* [Record list]:
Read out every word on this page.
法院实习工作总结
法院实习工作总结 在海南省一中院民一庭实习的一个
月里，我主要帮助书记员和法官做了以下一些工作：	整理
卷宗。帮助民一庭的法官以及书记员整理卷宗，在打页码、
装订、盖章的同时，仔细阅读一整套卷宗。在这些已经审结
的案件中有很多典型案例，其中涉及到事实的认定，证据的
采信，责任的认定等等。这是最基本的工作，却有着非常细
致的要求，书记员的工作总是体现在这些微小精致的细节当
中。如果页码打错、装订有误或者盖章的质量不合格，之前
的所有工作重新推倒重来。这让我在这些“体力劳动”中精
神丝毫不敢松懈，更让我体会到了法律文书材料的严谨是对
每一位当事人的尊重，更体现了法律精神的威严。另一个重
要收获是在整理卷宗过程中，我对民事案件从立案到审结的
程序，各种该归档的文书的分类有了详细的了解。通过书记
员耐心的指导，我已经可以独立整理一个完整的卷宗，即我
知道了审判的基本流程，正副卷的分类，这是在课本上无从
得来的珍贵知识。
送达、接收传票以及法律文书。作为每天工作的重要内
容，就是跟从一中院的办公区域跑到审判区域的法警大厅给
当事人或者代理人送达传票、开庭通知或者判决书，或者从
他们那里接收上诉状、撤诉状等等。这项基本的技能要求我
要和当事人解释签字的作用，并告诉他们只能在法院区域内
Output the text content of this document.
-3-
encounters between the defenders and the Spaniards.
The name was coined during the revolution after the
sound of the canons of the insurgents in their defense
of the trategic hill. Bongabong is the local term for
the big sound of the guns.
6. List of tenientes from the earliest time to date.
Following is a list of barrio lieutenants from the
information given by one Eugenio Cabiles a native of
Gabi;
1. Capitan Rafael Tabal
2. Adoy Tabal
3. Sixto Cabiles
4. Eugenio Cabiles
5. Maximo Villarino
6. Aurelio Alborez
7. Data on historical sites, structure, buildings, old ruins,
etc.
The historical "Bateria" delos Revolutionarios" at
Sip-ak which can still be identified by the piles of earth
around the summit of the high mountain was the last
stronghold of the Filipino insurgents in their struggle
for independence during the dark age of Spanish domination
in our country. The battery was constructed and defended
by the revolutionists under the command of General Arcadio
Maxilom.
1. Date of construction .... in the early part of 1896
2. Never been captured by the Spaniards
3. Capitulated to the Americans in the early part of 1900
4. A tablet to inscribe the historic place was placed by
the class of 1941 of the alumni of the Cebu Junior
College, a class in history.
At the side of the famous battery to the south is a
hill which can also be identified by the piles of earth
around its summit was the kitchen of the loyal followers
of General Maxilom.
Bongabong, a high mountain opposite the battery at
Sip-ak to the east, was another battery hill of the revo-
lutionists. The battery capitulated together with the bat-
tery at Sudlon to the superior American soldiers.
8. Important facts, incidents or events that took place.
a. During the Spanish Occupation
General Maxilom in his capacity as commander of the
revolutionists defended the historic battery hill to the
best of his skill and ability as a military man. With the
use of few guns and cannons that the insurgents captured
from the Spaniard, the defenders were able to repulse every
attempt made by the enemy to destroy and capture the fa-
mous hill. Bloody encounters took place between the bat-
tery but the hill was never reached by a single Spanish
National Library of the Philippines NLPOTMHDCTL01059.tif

* [Directions]: Reproduce the entries above in full, verbatim.

* [Written response]:
Read out every word on this page.
法院实习工作总结
法院实习工作总结 在海南省一中院民一庭实习的一个
月里，我主要帮助书记员和法官做了以下一些工作：	整理
卷宗。帮助民一庭的法官以及书记员整理卷宗，在打页码、
装订、盖章的同时，仔细阅读一整套卷宗。在这些已经审结
的案件中有很多典型案例，其中涉及到事实的认定，证据的
采信，责任的认定等等。这是最基本的工作，却有着非常细
致的要求，书记员的工作总是体现在这些微小精致的细节当
中。如果页码打错、装订有误或者盖章的质量不合格，之前
的所有工作重新推倒重来。这让我在这些“体力劳动”中精
神丝毫不敢松懈，更让我体会到了法律文书材料的严谨是对
每一位当事人的尊重，更体现了法律精神的威严。另一个重
要收获是在整理卷宗过程中，我对民事案件从立案到审结的
程序，各种该归档的文书的分类有了详细的了解。通过书记
员耐心的指导，我已经可以独立整理一个完整的卷宗，即我
知道了审判的基本流程，正副卷的分类，这是在课本上无从
得来的珍贵知识。
送达、接收传票以及法律文书。作为每天工作的重要内
容，就是跟从一中院的办公区域跑到审判区域的法警大厅给
当事人或者代理人送达传票、开庭通知或者判决书，或者从
他们那里接收上诉状、撤诉状等等。这项基本的技能要求我
要和当事人解释签字的作用，并告诉他们只能在法院区域内
Output the text content of this document.
-3-
encounters between the defenders and the Spaniards.
The name was coined during the revolution after the
sound of the canons of the insurgents in their defense
of the trategic hill. Bongabong is the local term for
the big sound of the guns.
6. List of tenientes from the earliest time to date.
Following is a list of barrio lieutenants from the
information given by one Eugenio Cabiles a native of
Gabi;
1. Capitan Rafael Tabal
2. Adoy Tabal
3. Sixto Cabiles
4. Eugenio Cabiles
5. Maximo Villarino
6. Aurelio Alborez
7. Data on historical sites, structure, buildings, old ruins,
etc.
The historical "Bateria" delos Revolutionarios" at
Sip-ak which can still be identified by the piles of earth
around the summit of the high mountain was the last
stronghold of the Filipino insurgents in their struggle
for independence during the dark age of Spanish domination
in our country. The battery was constructed and defended
by the revolutionists under the command of General Arcadio
Maxilom.
1. Date of construction .... in the early part of 1896
2. Never been captured by the Spaniards
3. Capitulated to the Americans in the early part of 1900
4. A tablet to inscribe the historic place was placed by
the class of 1941 of the alumni of the Cebu Junior
College, a class in history.
At the side of the famous battery to the south is a
hill which can also be identified by the piles of earth
around its summit was the kitchen of the loyal followers
of General Maxilom.
Bongabong, a high mountain opposite the battery at
Sip-ak to the east, was another battery hill of the revo-
lutionists. The battery capitulated together with the bat-
tery at Sudlon to the superior American soldiers.
8. Important facts, incidents or events that took place.
a. During the Spanish Occupation
General Maxilom in his capacity as commander of the
revolutionists defended the historic battery hill to the
best of his skill and ability as a military man. With the
use of few guns and cannons that the insurgents captured
from the Spaniard, the defenders were able to repulse every
attempt made by the enemy to destroy and capture the fa-
mous hill. Bloody encounters took place between the bat-
tery but the hill was never reached by a single Spanish
National Library of the Philippines NLPOTMHDCTL01059.tif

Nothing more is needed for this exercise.